(Stored data entries)
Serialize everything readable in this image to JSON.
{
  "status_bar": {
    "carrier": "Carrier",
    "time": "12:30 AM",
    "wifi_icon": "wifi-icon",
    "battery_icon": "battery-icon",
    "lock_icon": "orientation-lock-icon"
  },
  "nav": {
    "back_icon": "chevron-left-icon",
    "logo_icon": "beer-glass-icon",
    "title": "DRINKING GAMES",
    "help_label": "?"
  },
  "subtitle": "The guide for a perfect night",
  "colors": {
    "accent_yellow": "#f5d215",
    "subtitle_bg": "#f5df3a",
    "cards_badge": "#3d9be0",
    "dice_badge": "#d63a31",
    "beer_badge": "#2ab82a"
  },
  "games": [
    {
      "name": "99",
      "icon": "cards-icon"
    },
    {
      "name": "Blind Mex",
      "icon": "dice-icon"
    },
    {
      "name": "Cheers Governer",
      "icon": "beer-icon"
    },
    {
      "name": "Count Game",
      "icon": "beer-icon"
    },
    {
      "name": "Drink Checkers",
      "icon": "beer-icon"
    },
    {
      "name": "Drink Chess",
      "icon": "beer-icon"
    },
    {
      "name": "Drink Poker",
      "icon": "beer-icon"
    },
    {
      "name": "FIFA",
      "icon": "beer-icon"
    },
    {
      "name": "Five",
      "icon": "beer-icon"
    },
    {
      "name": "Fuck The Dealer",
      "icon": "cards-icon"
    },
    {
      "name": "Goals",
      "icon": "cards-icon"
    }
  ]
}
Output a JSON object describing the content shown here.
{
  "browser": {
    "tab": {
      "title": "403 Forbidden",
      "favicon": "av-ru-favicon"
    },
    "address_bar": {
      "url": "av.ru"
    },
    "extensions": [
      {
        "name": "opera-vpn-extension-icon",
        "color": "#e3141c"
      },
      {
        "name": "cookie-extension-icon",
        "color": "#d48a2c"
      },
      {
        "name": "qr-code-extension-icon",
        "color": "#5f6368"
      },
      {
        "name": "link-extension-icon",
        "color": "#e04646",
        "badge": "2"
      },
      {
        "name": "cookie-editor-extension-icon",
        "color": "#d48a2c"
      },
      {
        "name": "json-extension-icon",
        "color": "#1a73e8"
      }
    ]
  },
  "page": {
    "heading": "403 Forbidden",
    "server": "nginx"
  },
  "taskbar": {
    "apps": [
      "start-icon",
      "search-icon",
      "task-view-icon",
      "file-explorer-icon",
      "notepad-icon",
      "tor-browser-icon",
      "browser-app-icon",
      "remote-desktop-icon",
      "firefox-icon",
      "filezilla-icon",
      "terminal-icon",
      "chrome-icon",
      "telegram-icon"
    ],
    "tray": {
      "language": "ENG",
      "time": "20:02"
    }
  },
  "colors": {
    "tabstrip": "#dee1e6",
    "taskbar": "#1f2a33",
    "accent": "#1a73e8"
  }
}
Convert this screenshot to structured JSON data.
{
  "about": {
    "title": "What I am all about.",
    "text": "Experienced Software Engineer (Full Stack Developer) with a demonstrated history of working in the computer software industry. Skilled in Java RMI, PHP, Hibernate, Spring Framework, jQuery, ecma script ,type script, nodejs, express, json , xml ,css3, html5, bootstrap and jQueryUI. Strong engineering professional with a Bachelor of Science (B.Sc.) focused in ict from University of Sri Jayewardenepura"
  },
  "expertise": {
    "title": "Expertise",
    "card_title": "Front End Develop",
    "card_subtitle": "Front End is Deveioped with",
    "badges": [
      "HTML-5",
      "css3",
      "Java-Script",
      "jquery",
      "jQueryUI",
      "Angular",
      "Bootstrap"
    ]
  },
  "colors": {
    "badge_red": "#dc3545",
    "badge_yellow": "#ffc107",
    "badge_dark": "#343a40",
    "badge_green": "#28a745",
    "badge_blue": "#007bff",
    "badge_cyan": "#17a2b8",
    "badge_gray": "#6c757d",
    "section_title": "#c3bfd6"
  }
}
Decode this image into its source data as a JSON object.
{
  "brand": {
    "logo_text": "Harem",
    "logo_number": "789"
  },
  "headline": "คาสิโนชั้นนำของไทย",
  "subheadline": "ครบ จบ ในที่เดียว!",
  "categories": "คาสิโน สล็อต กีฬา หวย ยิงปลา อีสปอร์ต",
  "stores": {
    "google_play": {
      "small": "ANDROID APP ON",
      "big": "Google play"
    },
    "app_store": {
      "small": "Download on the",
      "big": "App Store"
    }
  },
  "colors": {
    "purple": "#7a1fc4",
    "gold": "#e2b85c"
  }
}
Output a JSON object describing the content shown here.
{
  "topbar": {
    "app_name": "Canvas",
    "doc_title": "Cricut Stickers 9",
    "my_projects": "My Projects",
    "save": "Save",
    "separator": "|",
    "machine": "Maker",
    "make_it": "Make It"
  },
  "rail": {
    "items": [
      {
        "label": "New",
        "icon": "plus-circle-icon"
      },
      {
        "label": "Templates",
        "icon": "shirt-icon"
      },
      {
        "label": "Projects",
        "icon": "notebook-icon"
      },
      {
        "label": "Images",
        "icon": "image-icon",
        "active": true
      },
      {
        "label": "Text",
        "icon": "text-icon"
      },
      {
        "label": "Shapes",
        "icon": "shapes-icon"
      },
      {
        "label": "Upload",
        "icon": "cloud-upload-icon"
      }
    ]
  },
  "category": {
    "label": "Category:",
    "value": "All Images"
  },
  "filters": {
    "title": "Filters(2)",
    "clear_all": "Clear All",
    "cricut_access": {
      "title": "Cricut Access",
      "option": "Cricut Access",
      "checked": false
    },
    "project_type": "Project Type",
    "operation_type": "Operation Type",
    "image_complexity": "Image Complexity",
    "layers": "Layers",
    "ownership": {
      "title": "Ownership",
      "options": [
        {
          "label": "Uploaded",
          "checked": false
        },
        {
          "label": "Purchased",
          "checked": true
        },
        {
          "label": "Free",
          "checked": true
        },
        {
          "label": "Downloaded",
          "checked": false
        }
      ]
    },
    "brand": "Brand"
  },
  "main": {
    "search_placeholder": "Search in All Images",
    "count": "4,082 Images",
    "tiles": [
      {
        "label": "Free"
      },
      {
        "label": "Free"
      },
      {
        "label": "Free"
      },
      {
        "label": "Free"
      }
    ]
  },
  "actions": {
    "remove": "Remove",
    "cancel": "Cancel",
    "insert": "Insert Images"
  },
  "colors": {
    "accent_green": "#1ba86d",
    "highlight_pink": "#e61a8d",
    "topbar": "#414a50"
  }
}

### Work to be completed
Each record above should be output again exactly.

### Solution
Serialize everything readable in this image to JSON.
{
  "status_bar": {
    "carrier": "Carrier",
    "time": "12:30 AM",
    "wifi_icon": "wifi-icon",
    "battery_icon": "battery-icon",
    "lock_icon": "orientation-lock-icon"
  },
  "nav": {
    "back_icon": "chevron-left-icon",
    "logo_icon": "beer-glass-icon",
    "title": "DRINKING GAMES",
    "help_label": "?"
  },
  "subtitle": "The guide for a perfect night",
  "colors": {
    "accent_yellow": "#f5d215",
    "subtitle_bg": "#f5df3a",
    "cards_badge": "#3d9be0",
    "dice_badge": "#d63a31",
    "beer_badge": "#2ab82a"
  },
  "games": [
    {
      "name": "99",
      "icon": "cards-icon"
    },
    {
      "name": "Blind Mex",
      "icon": "dice-icon"
    },
    {
      "name": "Cheers Governer",
      "icon": "beer-icon"
    },
    {
      "name": "Count Game",
      "icon": "beer-icon"
    },
    {
      "name": "Drink Checkers",
      "icon": "beer-icon"
    },
    {
      "name": "Drink Chess",
      "icon": "beer-icon"
    },
    {
      "name": "Drink Poker",
      "icon": "beer-icon"
    },
    {
      "name": "FIFA",
      "icon": "beer-icon"
    },
    {
      "name": "Five",
      "icon": "beer-icon"
    },
    {
      "name": "Fuck The Dealer",
      "icon": "cards-icon"
    },
    {
      "name": "Goals",
      "icon": "cards-icon"
    }
  ]
}
Output a JSON object describing the content shown here.
{
  "browser": {
    "tab": {
      "title": "403 Forbidden",
      "favicon": "av-ru-favicon"
    },
    "address_bar": {
      "url": "av.ru"
    },
    "extensions": [
      {
        "name": "opera-vpn-extension-icon",
        "color": "#e3141c"
      },
      {
        "name": "cookie-extension-icon",
        "color": "#d48a2c"
      },
      {
        "name": "qr-code-extension-icon",
        "color": "#5f6368"
      },
      {
        "name": "link-extension-icon",
        "color": "#e04646",
        "badge": "2"
      },
      {
        "name": "cookie-editor-extension-icon",
        "color": "#d48a2c"
      },
      {
        "name": "json-extension-icon",
        "color": "#1a73e8"
      }
    ]
  },
  "page": {
    "heading": "403 Forbidden",
    "server": "nginx"
  },
  "taskbar": {
    "apps": [
      "start-icon",
      "search-icon",
      "task-view-icon",
      "file-explorer-icon",
      "notepad-icon",
      "tor-browser-icon",
      "browser-app-icon",
      "remote-desktop-icon",
      "firefox-icon",
      "filezilla-icon",
      "terminal-icon",
      "chrome-icon",
      "telegram-icon"
    ],
    "tray": {
      "language": "ENG",
      "time": "20:02"
    }
  },
  "colors": {
    "tabstrip": "#dee1e6",
    "taskbar": "#1f2a33",
    "accent": "#1a73e8"
  }
}
Convert this screenshot to structured JSON data.
{
  "about": {
    "title": "What I am all about.",
    "text": "Experienced Software Engineer (Full Stack Developer) with a demonstrated history of working in the computer software industry. Skilled in Java RMI, PHP, Hibernate, Spring Framework, jQuery, ecma script ,type script, nodejs, express, json , xml ,css3, html5, bootstrap and jQueryUI. Strong engineering professional with a Bachelor of Science (B.Sc.) focused in ict from University of Sri Jayewardenepura"
  },
  "expertise": {
    "title": "Expertise",
    "card_title": "Front End Develop",
    "card_subtitle": "Front End is Deveioped with",
    "badges": [
      "HTML-5",
      "css3",
      "Java-Script",
      "jquery",
      "jQueryUI",
      "Angular",
      "Bootstrap"
    ]
  },
  "colors": {
    "badge_red": "#dc3545",
    "badge_yellow": "#ffc107",
    "badge_dark": "#343a40",
    "badge_green": "#28a745",
    "badge_blue": "#007bff",
    "badge_cyan": "#17a2b8",
    "badge_gray": "#6c757d",
    "section_title": "#c3bfd6"
  }
}
Decode this image into its source data as a JSON object.
{
  "brand": {
    "logo_text": "Harem",
    "logo_number": "789"
  },
  "headline": "คาสิโนชั้นนำของไทย",
  "subheadline": "ครบ จบ ในที่เดียว!",
  "categories": "คาสิโน สล็อต กีฬา หวย ยิงปลา อีสปอร์ต",
  "stores": {
    "google_play": {
      "small": "ANDROID APP ON",
      "big": "Google play"
    },
    "app_store": {
      "small": "Download on the",
      "big": "App Store"
    }
  },
  "colors": {
    "purple": "#7a1fc4",
    "gold": "#e2b85c"
  }
}
Output a JSON object describing the content shown here.
{
  "topbar": {
    "app_name": "Canvas",
    "doc_title": "Cricut Stickers 9",
    "my_projects": "My Projects",
    "save": "Save",
    "separator": "|",
    "machine": "Maker",
    "make_it": "Make It"
  },
  "rail": {
    "items": [
      {
        "label": "New",
        "icon": "plus-circle-icon"
      },
      {
        "label": "Templates",
        "icon": "shirt-icon"
      },
      {
        "label": "Projects",
        "icon": "notebook-icon"
      },
      {
        "label": "Images",
        "icon": "image-icon",
        "active": true
      },
      {
        "label": "Text",
        "icon": "text-icon"
      },
      {
        "label": "Shapes",
        "icon": "shapes-icon"
      },
      {
        "label": "Upload",
        "icon": "cloud-upload-icon"
      }
    ]
  },
  "category": {
    "label": "Category:",
    "value": "All Images"
  },
  "filters": {
    "title": "Filters(2)",
    "clear_all": "Clear All",
    "cricut_access": {
      "title": "Cricut Access",
      "option": "Cricut Access",
      "checked": false
    },
    "project_type": "Project Type",
    "operation_type": "Operation Type",
    "image_complexity": "Image Complexity",
    "layers": "Layers",
    "ownership": {
      "title": "Ownership",
      "options": [
        {
          "label": "Uploaded",
          "checked": false
        },
        {
          "label": "Purchased",
          "checked": true
        },
        {
          "label": "Free",
          "checked": true
        },
        {
          "label": "Downloaded",
          "checked": false
        }
      ]
    },
    "brand": "Brand"
  },
  "main": {
    "search_placeholder": "Search in All Images",
    "count": "4,082 Images",
    "tiles": [
      {
        "label": "Free"
      },
      {
        "label": "Free"
      },
      {
        "label": "Free"
      },
      {
        "label": "Free"
      }
    ]
  },
  "actions": {
    "remove": "Remove",
    "cancel": "Cancel",
    "insert": "Insert Images"
  },
  "colors": {
    "accent_green": "#1ba86d",
    "highlight_pink": "#e61a8d",
    "topbar": "#414a50"
  }
}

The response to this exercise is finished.